### SET TASK
Can you transcribe every record below exactly as it appears?

### INFORMATION GIVEN
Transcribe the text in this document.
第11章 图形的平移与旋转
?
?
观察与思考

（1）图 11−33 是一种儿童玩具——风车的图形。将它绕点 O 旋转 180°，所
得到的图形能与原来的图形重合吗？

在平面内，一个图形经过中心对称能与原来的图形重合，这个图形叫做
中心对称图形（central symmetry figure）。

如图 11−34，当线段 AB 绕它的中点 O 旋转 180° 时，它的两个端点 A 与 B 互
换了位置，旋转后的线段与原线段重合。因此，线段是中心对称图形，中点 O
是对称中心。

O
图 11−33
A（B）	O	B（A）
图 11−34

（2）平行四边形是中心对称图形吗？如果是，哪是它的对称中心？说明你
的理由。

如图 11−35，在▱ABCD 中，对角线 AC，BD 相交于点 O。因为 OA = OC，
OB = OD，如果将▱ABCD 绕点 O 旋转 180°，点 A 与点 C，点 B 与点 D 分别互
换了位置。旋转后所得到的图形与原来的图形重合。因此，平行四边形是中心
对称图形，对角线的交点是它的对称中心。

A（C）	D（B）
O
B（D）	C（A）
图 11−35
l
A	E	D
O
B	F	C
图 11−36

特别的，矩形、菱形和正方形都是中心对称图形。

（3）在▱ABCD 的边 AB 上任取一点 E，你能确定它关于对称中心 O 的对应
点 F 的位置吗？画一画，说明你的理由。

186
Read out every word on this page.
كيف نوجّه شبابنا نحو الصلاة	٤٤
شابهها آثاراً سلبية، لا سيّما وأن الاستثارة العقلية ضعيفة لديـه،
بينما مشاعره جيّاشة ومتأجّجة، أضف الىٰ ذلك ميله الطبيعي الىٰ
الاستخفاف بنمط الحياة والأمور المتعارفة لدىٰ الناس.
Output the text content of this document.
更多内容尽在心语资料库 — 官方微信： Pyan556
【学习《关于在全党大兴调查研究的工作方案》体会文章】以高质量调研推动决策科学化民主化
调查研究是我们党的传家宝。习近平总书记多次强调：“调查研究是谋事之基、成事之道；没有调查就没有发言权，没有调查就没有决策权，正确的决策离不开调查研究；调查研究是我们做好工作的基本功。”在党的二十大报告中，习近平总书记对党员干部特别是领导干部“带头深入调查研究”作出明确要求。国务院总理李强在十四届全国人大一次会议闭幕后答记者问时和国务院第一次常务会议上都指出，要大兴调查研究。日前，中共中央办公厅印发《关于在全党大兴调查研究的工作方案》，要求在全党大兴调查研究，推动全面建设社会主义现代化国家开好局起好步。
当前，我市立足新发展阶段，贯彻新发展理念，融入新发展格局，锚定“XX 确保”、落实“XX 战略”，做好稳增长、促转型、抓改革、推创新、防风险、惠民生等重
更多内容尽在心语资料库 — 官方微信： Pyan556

### TASK OUTPUT
Transcribe the text in this document.
第11章 图形的平移与旋转
?
?
观察与思考

（1）图 11−33 是一种儿童玩具——风车的图形。将它绕点 O 旋转 180°，所
得到的图形能与原来的图形重合吗？

在平面内，一个图形经过中心对称能与原来的图形重合，这个图形叫做
中心对称图形（central symmetry figure）。

如图 11−34，当线段 AB 绕它的中点 O 旋转 180° 时，它的两个端点 A 与 B 互
换了位置，旋转后的线段与原线段重合。因此，线段是中心对称图形，中点 O
是对称中心。

O
图 11−33
A（B）	O	B（A）
图 11−34

（2）平行四边形是中心对称图形吗？如果是，哪是它的对称中心？说明你
的理由。

如图 11−35，在▱ABCD 中，对角线 AC，BD 相交于点 O。因为 OA = OC，
OB = OD，如果将▱ABCD 绕点 O 旋转 180°，点 A 与点 C，点 B 与点 D 分别互
换了位置。旋转后所得到的图形与原来的图形重合。因此，平行四边形是中心
对称图形，对角线的交点是它的对称中心。

A（C）	D（B）
O
B（D）	C（A）
图 11−35
l
A	E	D
O
B	F	C
图 11−36

特别的，矩形、菱形和正方形都是中心对称图形。

（3）在▱ABCD 的边 AB 上任取一点 E，你能确定它关于对称中心 O 的对应
点 F 的位置吗？画一画，说明你的理由。

186
Read out every word on this page.
كيف نوجّه شبابنا نحو الصلاة	٤٤
شابهها آثاراً سلبية، لا سيّما وأن الاستثارة العقلية ضعيفة لديـه،
بينما مشاعره جيّاشة ومتأجّجة، أضف الىٰ ذلك ميله الطبيعي الىٰ
الاستخفاف بنمط الحياة والأمور المتعارفة لدىٰ الناس.
Output the text content of this document.
更多内容尽在心语资料库 — 官方微信： Pyan556
【学习《关于在全党大兴调查研究的工作方案》体会文章】以高质量调研推动决策科学化民主化
调查研究是我们党的传家宝。习近平总书记多次强调：“调查研究是谋事之基、成事之道；没有调查就没有发言权，没有调查就没有决策权，正确的决策离不开调查研究；调查研究是我们做好工作的基本功。”在党的二十大报告中，习近平总书记对党员干部特别是领导干部“带头深入调查研究”作出明确要求。国务院总理李强在十四届全国人大一次会议闭幕后答记者问时和国务院第一次常务会议上都指出，要大兴调查研究。日前，中共中央办公厅印发《关于在全党大兴调查研究的工作方案》，要求在全党大兴调查研究，推动全面建设社会主义现代化国家开好局起好步。
当前，我市立足新发展阶段，贯彻新发展理念，融入新发展格局，锚定“XX 确保”、落实“XX 战略”，做好稳增长、促转型、抓改革、推创新、防风险、惠民生等重
更多内容尽在心语资料库 — 官方微信： Pyan556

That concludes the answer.